Instructions for the task:
Output each entry that follows exactly. Images stay out.

*** Information provided ***

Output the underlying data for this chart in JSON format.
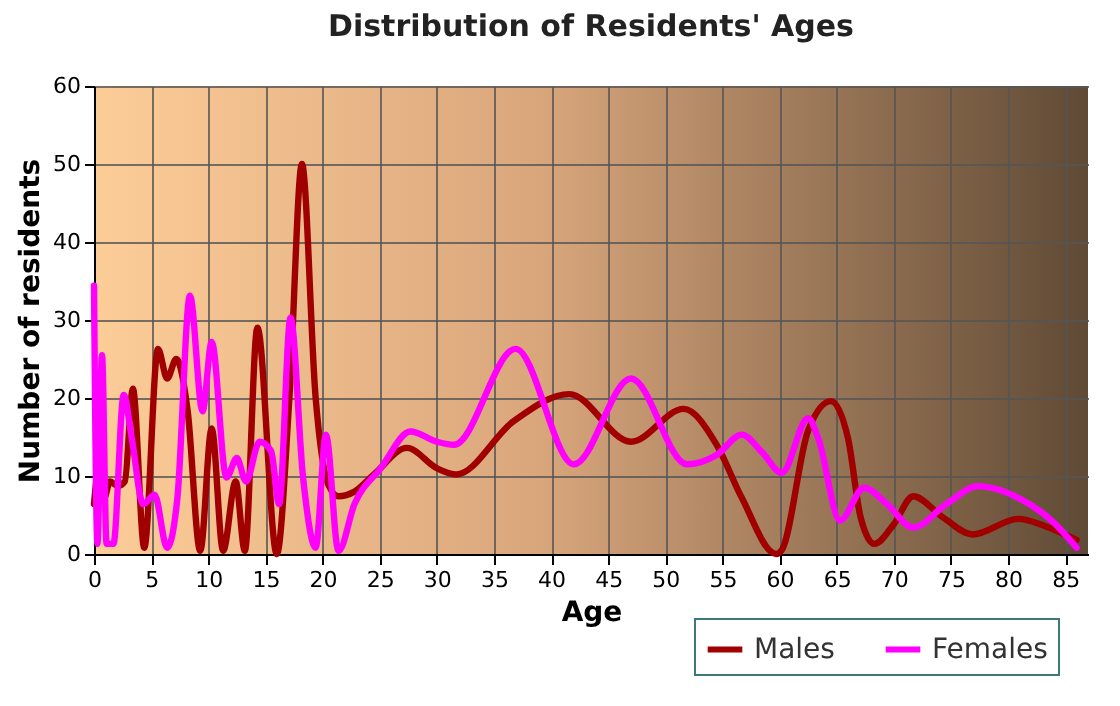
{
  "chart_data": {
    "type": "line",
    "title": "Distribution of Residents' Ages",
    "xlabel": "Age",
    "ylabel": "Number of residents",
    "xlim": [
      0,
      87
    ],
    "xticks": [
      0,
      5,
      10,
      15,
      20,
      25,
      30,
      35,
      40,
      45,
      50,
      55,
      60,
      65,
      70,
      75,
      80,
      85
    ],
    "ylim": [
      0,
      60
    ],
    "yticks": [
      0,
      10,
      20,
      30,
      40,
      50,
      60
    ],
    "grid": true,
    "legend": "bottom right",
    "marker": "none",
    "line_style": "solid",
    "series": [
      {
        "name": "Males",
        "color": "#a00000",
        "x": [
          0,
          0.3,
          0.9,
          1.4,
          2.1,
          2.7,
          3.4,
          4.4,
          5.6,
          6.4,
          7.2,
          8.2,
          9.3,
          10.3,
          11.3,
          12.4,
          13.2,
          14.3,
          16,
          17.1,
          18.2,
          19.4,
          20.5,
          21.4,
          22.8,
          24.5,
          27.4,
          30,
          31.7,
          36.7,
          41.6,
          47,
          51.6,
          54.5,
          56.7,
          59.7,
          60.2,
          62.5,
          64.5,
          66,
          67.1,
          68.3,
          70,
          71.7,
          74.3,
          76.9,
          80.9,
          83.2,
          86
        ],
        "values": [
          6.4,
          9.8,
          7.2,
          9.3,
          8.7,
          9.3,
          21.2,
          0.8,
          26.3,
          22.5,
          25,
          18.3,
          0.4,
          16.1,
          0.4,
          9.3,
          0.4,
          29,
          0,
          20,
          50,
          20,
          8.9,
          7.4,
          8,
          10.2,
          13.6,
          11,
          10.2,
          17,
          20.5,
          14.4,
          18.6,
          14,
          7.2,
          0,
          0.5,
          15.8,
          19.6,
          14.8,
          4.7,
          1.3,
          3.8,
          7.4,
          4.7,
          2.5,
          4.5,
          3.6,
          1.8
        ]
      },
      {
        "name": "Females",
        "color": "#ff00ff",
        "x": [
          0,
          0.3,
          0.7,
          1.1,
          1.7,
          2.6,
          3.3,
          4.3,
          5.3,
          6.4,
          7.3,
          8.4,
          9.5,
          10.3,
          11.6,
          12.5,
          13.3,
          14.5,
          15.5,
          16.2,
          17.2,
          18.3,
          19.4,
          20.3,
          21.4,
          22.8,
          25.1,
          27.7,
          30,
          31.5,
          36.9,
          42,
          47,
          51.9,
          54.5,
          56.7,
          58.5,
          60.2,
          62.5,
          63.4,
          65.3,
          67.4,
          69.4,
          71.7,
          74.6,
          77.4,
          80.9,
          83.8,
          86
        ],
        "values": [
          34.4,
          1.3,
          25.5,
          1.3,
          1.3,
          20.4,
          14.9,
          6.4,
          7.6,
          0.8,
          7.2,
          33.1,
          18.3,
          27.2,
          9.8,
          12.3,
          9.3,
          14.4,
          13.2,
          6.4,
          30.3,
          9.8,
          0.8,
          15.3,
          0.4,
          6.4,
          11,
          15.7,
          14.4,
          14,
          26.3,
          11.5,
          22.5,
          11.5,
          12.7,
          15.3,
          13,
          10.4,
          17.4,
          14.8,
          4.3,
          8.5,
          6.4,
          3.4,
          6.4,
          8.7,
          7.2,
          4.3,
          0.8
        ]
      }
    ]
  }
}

***

Answer to this task:
Output the underlying data for this chart in JSON format.
{
  "chart_data": {
    "type": "line",
    "title": "Distribution of Residents' Ages",
    "xlabel": "Age",
    "ylabel": "Number of residents",
    "xlim": [
      0,
      87
    ],
    "xticks": [
      0,
      5,
      10,
      15,
      20,
      25,
      30,
      35,
      40,
      45,
      50,
      55,
      60,
      65,
      70,
      75,
      80,
      85
    ],
    "ylim": [
      0,
      60
    ],
    "yticks": [
      0,
      10,
      20,
      30,
      40,
      50,
      60
    ],
    "grid": true,
    "legend": "bottom right",
    "marker": "none",
    "line_style": "solid",
    "series": [
      {
        "name": "Males",
        "color": "#a00000",
        "x": [
          0,
          0.3,
          0.9,
          1.4,
          2.1,
          2.7,
          3.4,
          4.4,
          5.6,
          6.4,
          7.2,
          8.2,
          9.3,
          10.3,
          11.3,
          12.4,
          13.2,
          14.3,
          16,
          17.1,
          18.2,
          19.4,
          20.5,
          21.4,
          22.8,
          24.5,
          27.4,
          30,
          31.7,
          36.7,
          41.6,
          47,
          51.6,
          54.5,
          56.7,
          59.7,
          60.2,
          62.5,
          64.5,
          66,
          67.1,
          68.3,
          70,
          71.7,
          74.3,
          76.9,
          80.9,
          83.2,
          86
        ],
        "values": [
          6.4,
          9.8,
          7.2,
          9.3,
          8.7,
          9.3,
          21.2,
          0.8,
          26.3,
          22.5,
          25,
          18.3,
          0.4,
          16.1,
          0.4,
          9.3,
          0.4,
          29,
          0,
          20,
          50,
          20,
          8.9,
          7.4,
          8,
          10.2,
          13.6,
          11,
          10.2,
          17,
          20.5,
          14.4,
          18.6,
          14,
          7.2,
          0,
          0.5,
          15.8,
          19.6,
          14.8,
          4.7,
          1.3,
          3.8,
          7.4,
          4.7,
          2.5,
          4.5,
          3.6,
          1.8
        ]
      },
      {
        "name": "Females",
        "color": "#ff00ff",
        "x": [
          0,
          0.3,
          0.7,
          1.1,
          1.7,
          2.6,
          3.3,
          4.3,
          5.3,
          6.4,
          7.3,
          8.4,
          9.5,
          10.3,
          11.6,
          12.5,
          13.3,
          14.5,
          15.5,
          16.2,
          17.2,
          18.3,
          19.4,
          20.3,
          21.4,
          22.8,
          25.1,
          27.7,
          30,
          31.5,
          36.9,
          42,
          47,
          51.9,
          54.5,
          56.7,
          58.5,
          60.2,
          62.5,
          63.4,
          65.3,
          67.4,
          69.4,
          71.7,
          74.6,
          77.4,
          80.9,
          83.8,
          86
        ],
        "values": [
          34.4,
          1.3,
          25.5,
          1.3,
          1.3,
          20.4,
          14.9,
          6.4,
          7.6,
          0.8,
          7.2,
          33.1,
          18.3,
          27.2,
          9.8,
          12.3,
          9.3,
          14.4,
          13.2,
          6.4,
          30.3,
          9.8,
          0.8,
          15.3,
          0.4,
          6.4,
          11,
          15.7,
          14.4,
          14,
          26.3,
          11.5,
          22.5,
          11.5,
          12.7,
          15.3,
          13,
          10.4,
          17.4,
          14.8,
          4.3,
          8.5,
          6.4,
          3.4,
          6.4,
          8.7,
          7.2,
          4.3,
          0.8
        ]
      }
    ]
  }
}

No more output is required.